== Document segment
The authors declare the following competing financial interest(s): The corresponding author confirms on behalf of all authors that there have been no involvements that might raise the question of bias in the work reported or in the conclusions, implications, or opinions stated. V.M., C.G., L.T., L.A.T.-O., J.E., M.P., J.K.G., I.P., M.M.T.-R., R.O.W., and S.E. report no conflicts of interest. M. Agrawal has consulted for Douglas Pharmaceuticals. J.J.F. is on the Scientific Advisory Board of Vedanta Biosciences. M. Arora is an employee and equity holder of Linus Biotechnology Inc., a start-up company of Mount Sinai Health System that develops tools for the detection of autism spectrum disorder and related conditions. J.-F.C. reports receiving research grants from AbbVie, Janssen Pharmaceuticals and Takeda; receiving payment for lectures from AbbVie, Amgen, Allergan Inc., Ferring Pharmaceuticals, Shire, and Takeda; receiving consulting fees from AbbVie, Amgen, Arena Pharmaceuticals, Boehringer Ingelheim, Bristol Myers Squibb, Celgene Corporation, Eli Lilly, Ferring Pharmaceuticals, Galmed Research, Glaxo Smith Kline, Geneva, Iterative Scopes, Janssen Pharmaceuticals, Kaleido Biosciences, Landos, Otsuka, Pfizer, Prometheus, Sanofi, Takeda, TiGenix; and holding stock options in Intestinal Biotech Development.

Figures

**Figure 1**
Prenatal metal exposures, gut microbial relative abundances, and elevated fecal calprotectin level. (A) Prenatal metal exposures and odds of high fecal calprotectin (≥100 μg/g) presented through forest plots. (B) Microbial relative abundance and adjusted odds of high fecal calprotectin. Part (A) shows the individual associations (adjusted odds ratios (OR) and 95% CI) between prenatal metal exposures at second and third trimesters and high fecal calprotectin (≥100 μg/g). The metal concentrations were transformed into quartiles for robustness. Part (B) demonstrates the OR for associations between microbial relative abundance and elevated fecal calprotectin. The p-values and the ORs are plotted through a volcano plot. The red horizontal line denotes the log(p-value) at 0.05, the nominal p-value. In contrast, the black horizontal line denotes the log(p-value) at 0.002, the multicomparison error adjusted p-value.
====
== Listed records
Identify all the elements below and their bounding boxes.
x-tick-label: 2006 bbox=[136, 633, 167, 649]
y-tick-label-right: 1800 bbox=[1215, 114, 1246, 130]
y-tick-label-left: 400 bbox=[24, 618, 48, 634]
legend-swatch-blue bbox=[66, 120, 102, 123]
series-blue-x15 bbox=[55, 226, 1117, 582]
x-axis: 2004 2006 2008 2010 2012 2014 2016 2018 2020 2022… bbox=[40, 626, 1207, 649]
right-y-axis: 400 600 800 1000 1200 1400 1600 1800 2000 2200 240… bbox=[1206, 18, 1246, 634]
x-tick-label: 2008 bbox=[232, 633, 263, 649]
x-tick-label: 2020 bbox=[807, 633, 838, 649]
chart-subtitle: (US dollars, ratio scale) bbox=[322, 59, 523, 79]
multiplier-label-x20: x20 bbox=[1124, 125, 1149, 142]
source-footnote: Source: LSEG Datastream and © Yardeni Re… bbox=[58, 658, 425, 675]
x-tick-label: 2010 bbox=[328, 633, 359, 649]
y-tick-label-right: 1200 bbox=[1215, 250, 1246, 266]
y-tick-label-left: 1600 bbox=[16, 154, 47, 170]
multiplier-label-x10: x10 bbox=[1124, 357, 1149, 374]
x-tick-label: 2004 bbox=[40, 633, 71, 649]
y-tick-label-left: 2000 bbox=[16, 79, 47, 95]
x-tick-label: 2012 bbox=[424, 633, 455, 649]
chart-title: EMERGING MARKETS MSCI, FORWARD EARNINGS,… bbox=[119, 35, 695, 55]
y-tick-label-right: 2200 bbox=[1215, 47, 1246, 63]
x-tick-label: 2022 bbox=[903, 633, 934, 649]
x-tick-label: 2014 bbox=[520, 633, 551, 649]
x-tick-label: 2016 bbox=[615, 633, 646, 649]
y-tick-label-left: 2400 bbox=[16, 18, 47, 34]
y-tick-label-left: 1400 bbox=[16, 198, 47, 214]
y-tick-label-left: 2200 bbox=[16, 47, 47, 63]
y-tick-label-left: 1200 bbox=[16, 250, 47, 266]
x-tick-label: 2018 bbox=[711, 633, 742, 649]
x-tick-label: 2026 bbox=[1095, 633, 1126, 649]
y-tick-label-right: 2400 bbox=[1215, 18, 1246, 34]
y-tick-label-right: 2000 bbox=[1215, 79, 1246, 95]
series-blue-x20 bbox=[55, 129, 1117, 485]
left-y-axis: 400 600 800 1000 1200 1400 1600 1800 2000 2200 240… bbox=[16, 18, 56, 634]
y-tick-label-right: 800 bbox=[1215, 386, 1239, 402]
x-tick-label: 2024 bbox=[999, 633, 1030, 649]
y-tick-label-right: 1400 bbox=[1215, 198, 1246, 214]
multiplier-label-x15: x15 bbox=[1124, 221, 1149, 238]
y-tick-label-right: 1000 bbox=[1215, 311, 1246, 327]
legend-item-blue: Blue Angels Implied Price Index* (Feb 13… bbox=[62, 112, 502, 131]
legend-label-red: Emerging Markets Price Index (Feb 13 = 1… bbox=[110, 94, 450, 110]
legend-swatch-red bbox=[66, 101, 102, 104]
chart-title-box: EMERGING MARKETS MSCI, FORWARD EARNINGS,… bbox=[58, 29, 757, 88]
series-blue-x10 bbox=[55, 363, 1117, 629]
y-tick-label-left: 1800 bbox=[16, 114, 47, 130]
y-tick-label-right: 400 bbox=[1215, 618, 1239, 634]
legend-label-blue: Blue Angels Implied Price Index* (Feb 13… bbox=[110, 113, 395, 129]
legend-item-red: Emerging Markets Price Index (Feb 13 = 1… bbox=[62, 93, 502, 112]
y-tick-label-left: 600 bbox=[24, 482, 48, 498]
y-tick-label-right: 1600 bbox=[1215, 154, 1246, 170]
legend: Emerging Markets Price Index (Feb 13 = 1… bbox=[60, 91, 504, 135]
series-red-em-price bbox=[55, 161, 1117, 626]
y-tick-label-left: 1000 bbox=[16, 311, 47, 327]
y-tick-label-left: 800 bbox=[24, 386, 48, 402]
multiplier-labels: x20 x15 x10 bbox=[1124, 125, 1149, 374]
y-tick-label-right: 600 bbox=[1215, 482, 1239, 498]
====
Problem set
a – Answer the following questions using the document segment on prenatal metal exposures and fecal calprotectin:
(i) On whose Scientific Advisory Board does J.J.F. sit?
(ii) What fecal calprotectin level counts as high in Figure 1?
(iii) What does the black horizontal line in Part (B) of Figure 1 denote?
b – Pick up the document segment on prenatal metal exposures and fecal calprotectin after its final sentence and continue it.
The records were drawn from a separate source.

List of answers
a –
(i) Vedanta Biosciences.
(ii) A level of at least 100 μg/g (≥100 μg/g).
(iii) It denotes the log(p-value) at 0.002, the multicomparison error adjusted p-value.

b –
**Figure 2**
Distribution (density plot) of fecal calprotectin (continuous and binary) over subgroups of children with (or without) metal–microbial clique signatures. (A and B) The density plots of log-transformed calprotectin levels for subgroups of children with and without metal–microbial clique signatures. (C and D) Similar distributions through stacked bar plots for binary calprotectin levels.

**Figure 3**
Metal–microbial clique signatures, odds of high fecal calprotectin, and the Spearman correlation between components of metal and microbial cliques. (A) The associations with metal and microbial clique signatures. The top rows (red, green) denote second- and third-order metal clique signatures, the middle rows (blue) denote microbial clique signatures, and the bottom rows (purple) denote the metal–microbe clique signatures. The sample proportion of children for each clique is denoted within brackets. The names of the clique signatures are noted on the Y-axis of (A). (B) The Spearman correlation between variables that constitute the clique signatures. 2T, second trimester; 3T, third trimester.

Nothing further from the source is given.